### [Material for the task]
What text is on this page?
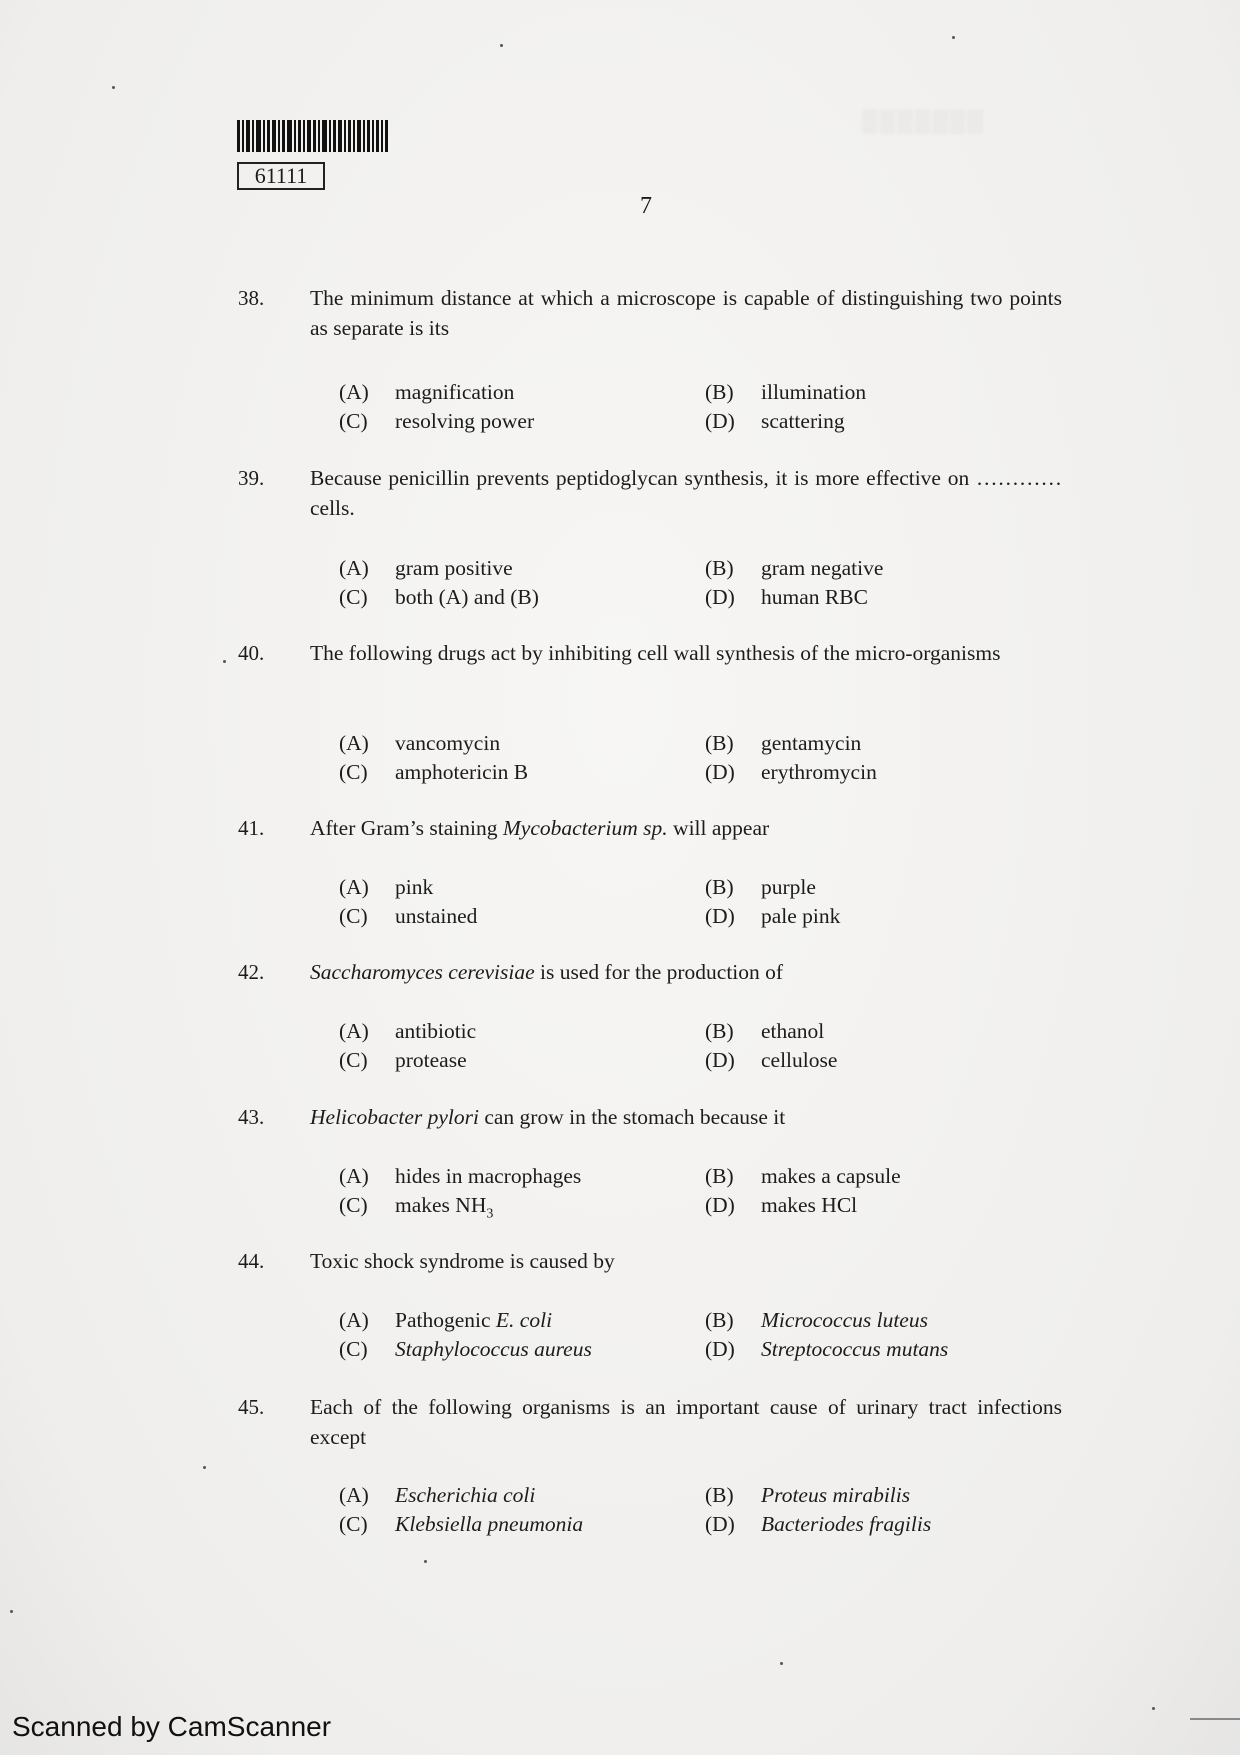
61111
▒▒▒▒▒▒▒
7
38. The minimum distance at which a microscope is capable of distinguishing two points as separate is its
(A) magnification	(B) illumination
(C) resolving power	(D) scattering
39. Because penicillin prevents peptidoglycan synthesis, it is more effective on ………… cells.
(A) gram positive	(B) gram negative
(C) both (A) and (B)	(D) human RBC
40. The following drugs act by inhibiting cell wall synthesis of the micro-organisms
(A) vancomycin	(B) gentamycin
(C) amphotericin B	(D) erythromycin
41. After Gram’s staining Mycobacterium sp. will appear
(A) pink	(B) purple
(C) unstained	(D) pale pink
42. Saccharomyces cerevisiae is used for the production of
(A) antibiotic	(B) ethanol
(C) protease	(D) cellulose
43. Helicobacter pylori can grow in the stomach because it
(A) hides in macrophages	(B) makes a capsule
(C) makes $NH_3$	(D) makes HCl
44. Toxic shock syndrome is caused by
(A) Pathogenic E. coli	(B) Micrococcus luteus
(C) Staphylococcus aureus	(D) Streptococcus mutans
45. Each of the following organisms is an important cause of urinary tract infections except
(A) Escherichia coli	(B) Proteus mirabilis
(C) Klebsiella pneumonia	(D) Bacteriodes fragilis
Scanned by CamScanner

### [Description of the task]
Nothing but the lines holding the word "makes" should be returned from the listing above.

### [Exercise result]
(A) hides in macrophages	(B) makes a capsule
(C) makes $NH_3$	(D) makes HCl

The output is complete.